### TASK REQUIREMENTS
Copy out the records word for word, from their first line up to and including the line with "email-hint-text: 电邮地址可以使用 [359,212,447,225]".

### DATA TO USE

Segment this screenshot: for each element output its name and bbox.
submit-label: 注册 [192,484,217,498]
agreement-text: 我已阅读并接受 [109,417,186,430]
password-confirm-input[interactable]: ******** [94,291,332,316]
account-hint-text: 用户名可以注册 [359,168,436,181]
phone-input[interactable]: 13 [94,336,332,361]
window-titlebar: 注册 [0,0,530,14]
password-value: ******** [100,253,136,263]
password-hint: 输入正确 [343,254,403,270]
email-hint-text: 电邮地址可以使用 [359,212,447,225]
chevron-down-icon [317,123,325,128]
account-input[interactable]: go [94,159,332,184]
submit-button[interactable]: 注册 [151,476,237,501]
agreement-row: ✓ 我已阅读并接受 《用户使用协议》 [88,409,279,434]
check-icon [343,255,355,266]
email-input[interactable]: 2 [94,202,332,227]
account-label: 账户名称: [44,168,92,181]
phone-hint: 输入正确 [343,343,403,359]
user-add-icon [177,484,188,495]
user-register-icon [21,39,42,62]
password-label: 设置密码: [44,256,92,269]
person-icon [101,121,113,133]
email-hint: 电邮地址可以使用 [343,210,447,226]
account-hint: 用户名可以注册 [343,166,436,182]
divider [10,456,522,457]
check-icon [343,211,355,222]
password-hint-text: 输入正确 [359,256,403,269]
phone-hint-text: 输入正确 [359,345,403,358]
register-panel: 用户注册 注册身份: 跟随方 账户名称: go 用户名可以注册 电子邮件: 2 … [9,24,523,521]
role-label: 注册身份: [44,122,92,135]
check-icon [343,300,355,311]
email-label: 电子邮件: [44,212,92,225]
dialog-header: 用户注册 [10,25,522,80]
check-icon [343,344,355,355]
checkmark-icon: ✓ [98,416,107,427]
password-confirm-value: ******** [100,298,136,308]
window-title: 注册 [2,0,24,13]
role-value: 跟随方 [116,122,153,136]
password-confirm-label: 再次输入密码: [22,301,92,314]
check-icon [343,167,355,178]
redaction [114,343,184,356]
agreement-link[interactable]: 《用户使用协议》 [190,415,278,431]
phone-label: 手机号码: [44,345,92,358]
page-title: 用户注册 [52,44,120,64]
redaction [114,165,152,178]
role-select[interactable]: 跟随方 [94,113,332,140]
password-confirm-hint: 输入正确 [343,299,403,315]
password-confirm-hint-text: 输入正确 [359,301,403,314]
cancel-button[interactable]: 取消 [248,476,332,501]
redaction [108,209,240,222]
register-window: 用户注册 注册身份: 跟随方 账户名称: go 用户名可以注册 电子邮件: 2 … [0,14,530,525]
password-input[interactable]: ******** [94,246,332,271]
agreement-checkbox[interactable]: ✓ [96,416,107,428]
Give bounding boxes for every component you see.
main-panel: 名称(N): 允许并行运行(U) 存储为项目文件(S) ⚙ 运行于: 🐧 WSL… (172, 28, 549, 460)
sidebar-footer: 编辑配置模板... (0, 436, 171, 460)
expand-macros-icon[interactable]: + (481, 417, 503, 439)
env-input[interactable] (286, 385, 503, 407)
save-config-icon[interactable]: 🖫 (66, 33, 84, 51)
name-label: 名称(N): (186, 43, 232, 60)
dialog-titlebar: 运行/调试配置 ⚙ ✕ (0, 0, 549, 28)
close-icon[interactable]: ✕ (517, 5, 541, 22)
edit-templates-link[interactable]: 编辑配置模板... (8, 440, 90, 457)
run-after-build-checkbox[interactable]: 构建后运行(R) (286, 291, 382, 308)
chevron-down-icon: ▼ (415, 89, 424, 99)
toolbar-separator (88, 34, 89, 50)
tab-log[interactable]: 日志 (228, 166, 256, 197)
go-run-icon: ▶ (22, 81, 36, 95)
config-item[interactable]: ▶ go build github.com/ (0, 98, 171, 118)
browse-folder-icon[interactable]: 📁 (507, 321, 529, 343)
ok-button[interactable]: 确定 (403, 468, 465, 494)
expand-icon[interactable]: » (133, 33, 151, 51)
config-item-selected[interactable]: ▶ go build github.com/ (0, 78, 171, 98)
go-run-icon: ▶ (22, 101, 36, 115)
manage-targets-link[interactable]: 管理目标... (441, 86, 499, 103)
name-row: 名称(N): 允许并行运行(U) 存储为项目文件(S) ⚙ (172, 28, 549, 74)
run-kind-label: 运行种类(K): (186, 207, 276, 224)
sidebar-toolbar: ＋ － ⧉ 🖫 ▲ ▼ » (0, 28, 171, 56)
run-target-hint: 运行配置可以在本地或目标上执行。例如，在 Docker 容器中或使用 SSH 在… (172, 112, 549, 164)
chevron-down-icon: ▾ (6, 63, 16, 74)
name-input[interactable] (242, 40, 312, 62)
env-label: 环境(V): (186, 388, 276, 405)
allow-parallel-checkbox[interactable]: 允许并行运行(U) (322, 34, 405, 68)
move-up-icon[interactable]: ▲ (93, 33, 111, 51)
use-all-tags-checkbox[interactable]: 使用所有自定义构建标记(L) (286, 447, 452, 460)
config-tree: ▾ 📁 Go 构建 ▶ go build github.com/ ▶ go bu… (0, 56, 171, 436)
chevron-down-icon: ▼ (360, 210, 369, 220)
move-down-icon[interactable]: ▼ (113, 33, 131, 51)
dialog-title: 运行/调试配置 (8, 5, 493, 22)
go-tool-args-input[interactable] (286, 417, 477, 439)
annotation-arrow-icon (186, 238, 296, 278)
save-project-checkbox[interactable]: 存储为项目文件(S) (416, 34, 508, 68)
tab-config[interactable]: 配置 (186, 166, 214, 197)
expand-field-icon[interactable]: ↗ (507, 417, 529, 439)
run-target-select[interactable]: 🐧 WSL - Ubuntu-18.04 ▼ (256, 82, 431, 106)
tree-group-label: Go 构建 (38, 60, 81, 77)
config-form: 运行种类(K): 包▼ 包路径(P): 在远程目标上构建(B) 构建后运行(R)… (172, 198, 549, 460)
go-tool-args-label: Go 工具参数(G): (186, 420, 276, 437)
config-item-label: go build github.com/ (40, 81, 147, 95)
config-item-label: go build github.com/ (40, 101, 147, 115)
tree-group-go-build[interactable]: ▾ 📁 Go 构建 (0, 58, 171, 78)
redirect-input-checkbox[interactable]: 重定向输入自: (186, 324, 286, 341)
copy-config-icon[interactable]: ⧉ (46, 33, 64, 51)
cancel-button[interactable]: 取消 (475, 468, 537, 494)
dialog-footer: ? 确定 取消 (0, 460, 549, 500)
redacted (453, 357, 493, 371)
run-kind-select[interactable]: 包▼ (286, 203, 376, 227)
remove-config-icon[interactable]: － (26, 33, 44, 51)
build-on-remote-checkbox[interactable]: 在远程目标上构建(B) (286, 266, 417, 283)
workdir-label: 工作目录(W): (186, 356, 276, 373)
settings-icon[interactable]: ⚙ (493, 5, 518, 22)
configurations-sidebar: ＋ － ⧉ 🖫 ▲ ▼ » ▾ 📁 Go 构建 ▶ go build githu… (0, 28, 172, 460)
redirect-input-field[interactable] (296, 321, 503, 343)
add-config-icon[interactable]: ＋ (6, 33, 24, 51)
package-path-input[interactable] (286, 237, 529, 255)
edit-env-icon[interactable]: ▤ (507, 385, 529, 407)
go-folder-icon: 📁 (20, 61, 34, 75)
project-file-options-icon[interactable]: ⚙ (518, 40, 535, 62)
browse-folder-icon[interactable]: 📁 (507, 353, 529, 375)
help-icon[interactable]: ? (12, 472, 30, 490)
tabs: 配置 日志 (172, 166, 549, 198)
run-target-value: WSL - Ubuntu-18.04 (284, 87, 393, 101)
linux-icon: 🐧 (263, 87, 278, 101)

### PROBLEM SOLUTION
Segment this screenshot: for each element output its name and bbox.
submit-label: 注册 [192,484,217,498]
agreement-text: 我已阅读并接受 [109,417,186,430]
password-confirm-input[interactable]: ******** [94,291,332,316]
account-hint-text: 用户名可以注册 [359,168,436,181]
phone-input[interactable]: 13 [94,336,332,361]
window-titlebar: 注册 [0,0,530,14]
password-value: ******** [100,253,136,263]
password-hint: 输入正确 [343,254,403,270]
email-hint-text: 电邮地址可以使用 [359,212,447,225]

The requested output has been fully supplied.